━━ Dataset excerpts ━━

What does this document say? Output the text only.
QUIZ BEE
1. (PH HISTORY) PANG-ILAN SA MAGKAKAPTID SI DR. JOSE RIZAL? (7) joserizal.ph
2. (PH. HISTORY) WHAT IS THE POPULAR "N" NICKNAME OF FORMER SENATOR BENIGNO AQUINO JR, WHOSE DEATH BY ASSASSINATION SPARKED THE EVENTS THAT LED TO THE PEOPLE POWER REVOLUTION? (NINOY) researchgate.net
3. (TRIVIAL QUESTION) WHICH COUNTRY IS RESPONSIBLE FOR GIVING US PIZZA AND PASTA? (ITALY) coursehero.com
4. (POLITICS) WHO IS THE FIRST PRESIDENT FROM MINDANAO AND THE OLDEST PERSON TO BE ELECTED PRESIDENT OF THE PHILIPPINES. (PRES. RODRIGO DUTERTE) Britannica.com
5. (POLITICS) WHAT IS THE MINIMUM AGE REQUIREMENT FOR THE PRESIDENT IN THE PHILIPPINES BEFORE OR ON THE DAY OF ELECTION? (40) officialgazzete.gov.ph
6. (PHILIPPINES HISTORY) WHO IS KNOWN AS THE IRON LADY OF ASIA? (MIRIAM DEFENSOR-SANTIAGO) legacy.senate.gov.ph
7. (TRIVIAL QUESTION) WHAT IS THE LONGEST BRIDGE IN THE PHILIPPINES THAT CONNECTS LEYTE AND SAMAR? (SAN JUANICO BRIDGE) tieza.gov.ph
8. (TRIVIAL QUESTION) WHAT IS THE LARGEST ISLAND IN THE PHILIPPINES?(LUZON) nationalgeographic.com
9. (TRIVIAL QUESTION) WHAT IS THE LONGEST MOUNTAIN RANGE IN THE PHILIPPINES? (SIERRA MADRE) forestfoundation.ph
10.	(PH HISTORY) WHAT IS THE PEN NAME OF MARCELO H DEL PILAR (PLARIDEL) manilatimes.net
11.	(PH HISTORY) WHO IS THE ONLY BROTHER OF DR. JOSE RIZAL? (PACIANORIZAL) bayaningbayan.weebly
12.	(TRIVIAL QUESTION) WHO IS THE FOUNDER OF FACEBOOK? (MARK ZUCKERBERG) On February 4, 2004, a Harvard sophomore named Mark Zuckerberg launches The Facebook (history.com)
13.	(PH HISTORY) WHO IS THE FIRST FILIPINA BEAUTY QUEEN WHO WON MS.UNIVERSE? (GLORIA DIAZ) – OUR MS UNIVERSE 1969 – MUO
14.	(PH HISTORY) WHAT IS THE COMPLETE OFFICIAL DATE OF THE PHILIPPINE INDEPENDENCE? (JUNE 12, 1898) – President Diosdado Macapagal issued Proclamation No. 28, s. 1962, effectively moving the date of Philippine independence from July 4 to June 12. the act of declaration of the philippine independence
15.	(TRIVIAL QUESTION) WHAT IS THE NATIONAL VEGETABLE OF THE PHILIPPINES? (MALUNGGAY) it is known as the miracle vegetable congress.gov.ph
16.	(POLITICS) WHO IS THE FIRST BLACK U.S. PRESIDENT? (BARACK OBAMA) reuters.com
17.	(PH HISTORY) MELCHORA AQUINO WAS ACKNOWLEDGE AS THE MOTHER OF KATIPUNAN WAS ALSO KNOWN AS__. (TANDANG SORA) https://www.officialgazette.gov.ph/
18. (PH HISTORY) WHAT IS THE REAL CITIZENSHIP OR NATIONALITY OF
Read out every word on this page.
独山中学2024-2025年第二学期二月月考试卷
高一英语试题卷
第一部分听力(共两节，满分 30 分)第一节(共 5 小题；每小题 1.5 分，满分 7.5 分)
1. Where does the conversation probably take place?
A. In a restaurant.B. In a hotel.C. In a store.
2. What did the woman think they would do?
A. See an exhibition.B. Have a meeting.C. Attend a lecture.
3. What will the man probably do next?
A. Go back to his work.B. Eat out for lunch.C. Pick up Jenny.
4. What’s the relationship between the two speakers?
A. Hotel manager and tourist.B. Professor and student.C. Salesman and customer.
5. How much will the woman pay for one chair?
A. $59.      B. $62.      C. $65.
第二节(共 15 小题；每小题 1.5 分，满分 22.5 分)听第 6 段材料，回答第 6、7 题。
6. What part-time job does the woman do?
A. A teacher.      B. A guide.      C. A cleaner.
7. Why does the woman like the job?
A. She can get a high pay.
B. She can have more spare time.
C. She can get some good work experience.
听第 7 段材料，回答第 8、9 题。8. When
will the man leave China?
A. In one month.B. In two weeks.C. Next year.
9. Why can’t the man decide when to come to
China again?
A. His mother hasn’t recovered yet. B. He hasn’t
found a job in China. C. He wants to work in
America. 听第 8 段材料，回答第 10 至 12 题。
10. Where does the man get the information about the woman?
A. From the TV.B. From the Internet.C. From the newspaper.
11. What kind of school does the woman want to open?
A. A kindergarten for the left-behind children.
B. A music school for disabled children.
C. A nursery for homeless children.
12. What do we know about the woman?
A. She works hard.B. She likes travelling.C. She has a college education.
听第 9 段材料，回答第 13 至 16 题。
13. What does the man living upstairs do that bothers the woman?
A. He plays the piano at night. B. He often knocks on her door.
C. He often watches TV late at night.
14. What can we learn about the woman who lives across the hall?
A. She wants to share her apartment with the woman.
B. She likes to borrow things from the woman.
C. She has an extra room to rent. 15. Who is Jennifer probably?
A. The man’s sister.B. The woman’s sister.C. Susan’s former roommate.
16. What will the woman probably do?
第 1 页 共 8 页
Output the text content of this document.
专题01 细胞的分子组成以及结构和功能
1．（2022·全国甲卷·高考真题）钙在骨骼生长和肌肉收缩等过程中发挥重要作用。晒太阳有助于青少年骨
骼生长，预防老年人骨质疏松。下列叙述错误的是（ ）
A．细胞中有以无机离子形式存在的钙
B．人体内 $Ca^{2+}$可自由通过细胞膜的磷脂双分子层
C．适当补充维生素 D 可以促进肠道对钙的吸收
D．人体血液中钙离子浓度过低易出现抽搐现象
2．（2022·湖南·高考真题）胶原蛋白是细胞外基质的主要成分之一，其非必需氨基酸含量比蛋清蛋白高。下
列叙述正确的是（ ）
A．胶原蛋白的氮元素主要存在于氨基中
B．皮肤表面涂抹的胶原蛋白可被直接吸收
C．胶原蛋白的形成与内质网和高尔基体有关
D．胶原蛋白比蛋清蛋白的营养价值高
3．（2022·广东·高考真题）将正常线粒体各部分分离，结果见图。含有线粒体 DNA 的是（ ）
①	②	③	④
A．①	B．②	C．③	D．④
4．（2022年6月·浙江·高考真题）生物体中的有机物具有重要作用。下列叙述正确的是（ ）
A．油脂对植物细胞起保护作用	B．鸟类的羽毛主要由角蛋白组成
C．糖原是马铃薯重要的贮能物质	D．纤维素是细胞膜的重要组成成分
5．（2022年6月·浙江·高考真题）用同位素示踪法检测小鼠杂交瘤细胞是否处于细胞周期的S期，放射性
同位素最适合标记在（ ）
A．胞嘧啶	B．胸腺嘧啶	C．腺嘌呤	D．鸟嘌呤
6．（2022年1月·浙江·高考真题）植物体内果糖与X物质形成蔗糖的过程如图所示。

━━━

Figure out how many lines of the data above include "JOSE", then give the number and nothing more.

2